(ITEMS):
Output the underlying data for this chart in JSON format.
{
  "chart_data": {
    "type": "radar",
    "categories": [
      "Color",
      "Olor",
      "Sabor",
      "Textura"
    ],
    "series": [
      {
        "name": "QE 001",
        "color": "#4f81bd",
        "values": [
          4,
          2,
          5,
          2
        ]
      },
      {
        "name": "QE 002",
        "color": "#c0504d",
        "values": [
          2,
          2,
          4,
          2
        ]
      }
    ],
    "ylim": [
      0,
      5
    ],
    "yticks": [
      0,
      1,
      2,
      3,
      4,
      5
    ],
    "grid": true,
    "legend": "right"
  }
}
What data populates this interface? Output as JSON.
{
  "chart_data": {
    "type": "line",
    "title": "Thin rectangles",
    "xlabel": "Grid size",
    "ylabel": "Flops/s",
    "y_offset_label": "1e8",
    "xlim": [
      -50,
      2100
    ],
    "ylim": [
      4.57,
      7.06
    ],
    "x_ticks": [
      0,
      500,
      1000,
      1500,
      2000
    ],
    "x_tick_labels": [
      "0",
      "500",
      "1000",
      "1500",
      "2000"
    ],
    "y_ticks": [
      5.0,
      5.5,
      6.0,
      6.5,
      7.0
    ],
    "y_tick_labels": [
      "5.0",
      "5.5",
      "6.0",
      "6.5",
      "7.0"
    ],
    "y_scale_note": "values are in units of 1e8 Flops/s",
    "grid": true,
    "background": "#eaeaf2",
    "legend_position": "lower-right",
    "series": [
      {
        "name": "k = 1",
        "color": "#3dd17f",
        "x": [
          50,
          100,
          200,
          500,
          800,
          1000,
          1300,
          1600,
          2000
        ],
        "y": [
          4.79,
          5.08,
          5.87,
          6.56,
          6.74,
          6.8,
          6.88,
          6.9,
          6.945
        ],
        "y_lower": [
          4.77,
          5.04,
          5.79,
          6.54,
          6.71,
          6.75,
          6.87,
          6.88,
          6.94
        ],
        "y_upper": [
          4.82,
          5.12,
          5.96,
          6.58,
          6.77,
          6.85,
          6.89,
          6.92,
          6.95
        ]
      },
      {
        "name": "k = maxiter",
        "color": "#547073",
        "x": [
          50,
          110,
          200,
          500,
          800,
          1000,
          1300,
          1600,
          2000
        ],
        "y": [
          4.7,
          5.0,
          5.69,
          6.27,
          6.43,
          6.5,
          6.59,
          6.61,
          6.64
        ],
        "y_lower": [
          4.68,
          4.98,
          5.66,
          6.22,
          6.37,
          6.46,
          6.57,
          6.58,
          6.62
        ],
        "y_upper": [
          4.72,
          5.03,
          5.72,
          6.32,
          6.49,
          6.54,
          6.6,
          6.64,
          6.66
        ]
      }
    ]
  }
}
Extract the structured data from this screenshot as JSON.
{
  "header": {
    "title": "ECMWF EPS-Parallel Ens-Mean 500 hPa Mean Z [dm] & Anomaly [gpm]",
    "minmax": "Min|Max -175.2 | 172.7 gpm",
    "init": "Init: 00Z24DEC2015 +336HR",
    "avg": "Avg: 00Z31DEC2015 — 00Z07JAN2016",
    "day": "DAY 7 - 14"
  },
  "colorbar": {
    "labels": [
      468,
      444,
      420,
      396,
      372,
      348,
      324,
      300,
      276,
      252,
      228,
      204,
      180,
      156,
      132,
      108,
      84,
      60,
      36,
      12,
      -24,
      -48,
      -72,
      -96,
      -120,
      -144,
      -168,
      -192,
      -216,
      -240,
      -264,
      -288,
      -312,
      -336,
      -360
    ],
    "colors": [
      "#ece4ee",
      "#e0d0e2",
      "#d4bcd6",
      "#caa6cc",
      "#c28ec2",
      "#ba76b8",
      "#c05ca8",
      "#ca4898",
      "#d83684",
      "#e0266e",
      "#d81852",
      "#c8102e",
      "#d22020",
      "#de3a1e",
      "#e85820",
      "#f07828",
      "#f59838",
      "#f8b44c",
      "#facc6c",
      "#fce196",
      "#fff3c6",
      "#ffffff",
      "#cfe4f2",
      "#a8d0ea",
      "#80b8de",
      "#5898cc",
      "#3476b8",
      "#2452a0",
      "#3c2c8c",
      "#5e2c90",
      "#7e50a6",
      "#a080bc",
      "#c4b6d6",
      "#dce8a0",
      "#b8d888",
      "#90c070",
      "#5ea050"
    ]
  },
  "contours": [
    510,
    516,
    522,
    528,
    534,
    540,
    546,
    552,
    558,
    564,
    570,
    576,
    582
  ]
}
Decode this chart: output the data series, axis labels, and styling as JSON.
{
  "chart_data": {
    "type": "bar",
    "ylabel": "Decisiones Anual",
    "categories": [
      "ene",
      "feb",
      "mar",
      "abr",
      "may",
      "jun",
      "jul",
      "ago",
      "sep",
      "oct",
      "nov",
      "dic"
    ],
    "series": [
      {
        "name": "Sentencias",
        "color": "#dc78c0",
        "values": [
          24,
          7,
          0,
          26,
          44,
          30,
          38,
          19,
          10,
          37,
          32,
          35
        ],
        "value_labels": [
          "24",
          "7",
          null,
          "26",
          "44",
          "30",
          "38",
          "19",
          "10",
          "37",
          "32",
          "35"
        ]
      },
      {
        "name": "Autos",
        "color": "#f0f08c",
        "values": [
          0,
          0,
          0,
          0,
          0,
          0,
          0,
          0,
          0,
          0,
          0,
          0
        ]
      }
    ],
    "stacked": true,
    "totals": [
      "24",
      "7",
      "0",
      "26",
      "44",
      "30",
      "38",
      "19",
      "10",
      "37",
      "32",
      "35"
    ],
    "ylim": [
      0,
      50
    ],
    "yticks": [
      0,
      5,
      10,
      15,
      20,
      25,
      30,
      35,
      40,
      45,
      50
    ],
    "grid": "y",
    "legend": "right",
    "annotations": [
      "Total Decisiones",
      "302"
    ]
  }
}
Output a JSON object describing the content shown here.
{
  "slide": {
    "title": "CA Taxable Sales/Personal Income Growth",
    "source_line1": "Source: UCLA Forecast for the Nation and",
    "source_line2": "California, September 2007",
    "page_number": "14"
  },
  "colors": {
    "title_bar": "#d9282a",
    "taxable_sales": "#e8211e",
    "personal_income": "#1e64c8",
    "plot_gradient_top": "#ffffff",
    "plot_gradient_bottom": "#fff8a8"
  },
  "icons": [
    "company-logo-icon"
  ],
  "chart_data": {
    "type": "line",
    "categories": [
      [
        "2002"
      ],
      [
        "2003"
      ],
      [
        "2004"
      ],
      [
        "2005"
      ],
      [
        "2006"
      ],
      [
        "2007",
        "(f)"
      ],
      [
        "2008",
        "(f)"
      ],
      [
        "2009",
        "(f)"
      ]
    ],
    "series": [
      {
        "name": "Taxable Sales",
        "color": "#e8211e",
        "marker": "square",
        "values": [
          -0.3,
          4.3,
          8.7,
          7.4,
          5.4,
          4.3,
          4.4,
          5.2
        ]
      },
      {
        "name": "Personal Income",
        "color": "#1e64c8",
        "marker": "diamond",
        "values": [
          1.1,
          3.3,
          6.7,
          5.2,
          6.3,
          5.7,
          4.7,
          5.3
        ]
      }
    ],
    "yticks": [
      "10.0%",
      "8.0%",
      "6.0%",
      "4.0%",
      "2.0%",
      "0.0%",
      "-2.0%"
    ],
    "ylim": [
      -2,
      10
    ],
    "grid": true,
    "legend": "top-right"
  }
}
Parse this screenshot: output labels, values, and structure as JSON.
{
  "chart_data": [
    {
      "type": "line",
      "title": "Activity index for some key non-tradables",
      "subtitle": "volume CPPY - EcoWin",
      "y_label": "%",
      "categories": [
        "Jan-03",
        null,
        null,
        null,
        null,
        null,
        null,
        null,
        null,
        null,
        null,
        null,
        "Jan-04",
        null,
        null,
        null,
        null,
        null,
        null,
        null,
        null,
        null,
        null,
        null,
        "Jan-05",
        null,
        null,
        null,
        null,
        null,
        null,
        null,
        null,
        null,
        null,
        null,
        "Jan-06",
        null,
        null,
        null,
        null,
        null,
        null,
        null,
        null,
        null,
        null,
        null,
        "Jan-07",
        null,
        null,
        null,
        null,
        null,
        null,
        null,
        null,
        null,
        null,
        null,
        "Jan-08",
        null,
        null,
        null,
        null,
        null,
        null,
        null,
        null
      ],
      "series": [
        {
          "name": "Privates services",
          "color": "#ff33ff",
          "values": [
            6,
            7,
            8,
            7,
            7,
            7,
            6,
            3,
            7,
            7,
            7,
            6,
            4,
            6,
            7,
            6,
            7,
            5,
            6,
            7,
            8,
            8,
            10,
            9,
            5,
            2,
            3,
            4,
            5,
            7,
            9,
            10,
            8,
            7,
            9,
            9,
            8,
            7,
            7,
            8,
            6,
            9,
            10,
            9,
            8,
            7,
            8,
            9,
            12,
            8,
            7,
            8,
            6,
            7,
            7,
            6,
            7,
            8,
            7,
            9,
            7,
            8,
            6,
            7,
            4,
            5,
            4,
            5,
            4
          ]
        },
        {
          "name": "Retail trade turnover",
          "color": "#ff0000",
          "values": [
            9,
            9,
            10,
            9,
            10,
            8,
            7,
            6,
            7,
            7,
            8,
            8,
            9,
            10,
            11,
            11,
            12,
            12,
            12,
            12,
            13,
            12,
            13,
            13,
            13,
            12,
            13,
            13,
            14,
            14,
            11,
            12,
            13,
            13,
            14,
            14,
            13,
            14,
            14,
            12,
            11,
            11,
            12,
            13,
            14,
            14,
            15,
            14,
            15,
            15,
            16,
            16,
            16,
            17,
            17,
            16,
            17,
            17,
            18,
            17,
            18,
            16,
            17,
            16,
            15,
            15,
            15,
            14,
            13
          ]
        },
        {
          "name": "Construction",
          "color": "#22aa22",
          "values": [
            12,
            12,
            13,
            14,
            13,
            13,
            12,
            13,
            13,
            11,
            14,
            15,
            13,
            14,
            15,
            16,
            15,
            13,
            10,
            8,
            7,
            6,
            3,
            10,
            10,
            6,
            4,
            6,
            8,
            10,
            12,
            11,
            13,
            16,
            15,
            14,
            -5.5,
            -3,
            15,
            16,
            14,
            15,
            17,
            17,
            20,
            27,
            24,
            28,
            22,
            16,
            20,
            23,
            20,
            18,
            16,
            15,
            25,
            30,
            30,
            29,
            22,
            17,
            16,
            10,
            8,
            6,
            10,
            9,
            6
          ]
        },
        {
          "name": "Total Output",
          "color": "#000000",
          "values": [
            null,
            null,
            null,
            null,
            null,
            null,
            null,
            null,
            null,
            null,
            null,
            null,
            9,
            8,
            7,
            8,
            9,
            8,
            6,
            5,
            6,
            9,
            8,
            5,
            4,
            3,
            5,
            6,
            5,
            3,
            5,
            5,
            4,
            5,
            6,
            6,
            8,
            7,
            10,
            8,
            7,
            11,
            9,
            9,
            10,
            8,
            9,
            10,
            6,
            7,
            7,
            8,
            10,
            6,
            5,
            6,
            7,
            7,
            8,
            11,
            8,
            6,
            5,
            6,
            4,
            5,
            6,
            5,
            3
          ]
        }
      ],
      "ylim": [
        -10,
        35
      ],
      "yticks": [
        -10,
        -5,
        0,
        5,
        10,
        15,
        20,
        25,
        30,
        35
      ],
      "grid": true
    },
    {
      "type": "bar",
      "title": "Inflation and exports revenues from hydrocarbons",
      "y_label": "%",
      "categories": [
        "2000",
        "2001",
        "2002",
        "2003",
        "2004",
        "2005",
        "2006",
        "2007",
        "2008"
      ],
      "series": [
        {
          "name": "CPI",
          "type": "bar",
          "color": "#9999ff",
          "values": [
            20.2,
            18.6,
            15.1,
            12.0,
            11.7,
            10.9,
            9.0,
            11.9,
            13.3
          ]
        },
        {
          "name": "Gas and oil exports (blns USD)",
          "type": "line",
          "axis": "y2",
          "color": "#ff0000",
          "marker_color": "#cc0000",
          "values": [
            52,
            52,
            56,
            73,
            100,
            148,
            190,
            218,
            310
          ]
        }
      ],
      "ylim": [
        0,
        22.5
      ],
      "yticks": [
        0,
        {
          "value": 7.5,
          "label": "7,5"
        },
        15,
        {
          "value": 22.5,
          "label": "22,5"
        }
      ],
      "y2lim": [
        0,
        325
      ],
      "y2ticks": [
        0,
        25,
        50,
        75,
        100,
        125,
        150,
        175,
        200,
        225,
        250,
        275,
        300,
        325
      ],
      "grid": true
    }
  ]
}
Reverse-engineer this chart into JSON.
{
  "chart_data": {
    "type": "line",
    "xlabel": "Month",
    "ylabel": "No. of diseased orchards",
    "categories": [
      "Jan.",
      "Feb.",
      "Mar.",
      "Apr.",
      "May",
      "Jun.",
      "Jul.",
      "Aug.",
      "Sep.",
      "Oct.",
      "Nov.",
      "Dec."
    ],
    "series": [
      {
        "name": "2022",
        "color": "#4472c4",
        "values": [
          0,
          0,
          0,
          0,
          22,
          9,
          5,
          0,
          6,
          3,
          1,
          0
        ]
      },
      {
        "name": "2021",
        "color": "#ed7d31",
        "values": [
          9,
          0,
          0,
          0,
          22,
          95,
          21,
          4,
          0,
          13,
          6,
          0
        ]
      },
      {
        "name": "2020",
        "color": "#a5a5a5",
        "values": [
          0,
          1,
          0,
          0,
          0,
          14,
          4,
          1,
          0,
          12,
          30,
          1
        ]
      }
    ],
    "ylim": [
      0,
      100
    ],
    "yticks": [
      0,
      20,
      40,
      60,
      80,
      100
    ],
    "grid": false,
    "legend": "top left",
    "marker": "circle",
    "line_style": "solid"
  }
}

(YOUR OBJECTIVE):
Report the number of lines in the listing above that include the word "from", and nothing else.

(FINAL RESULT):
2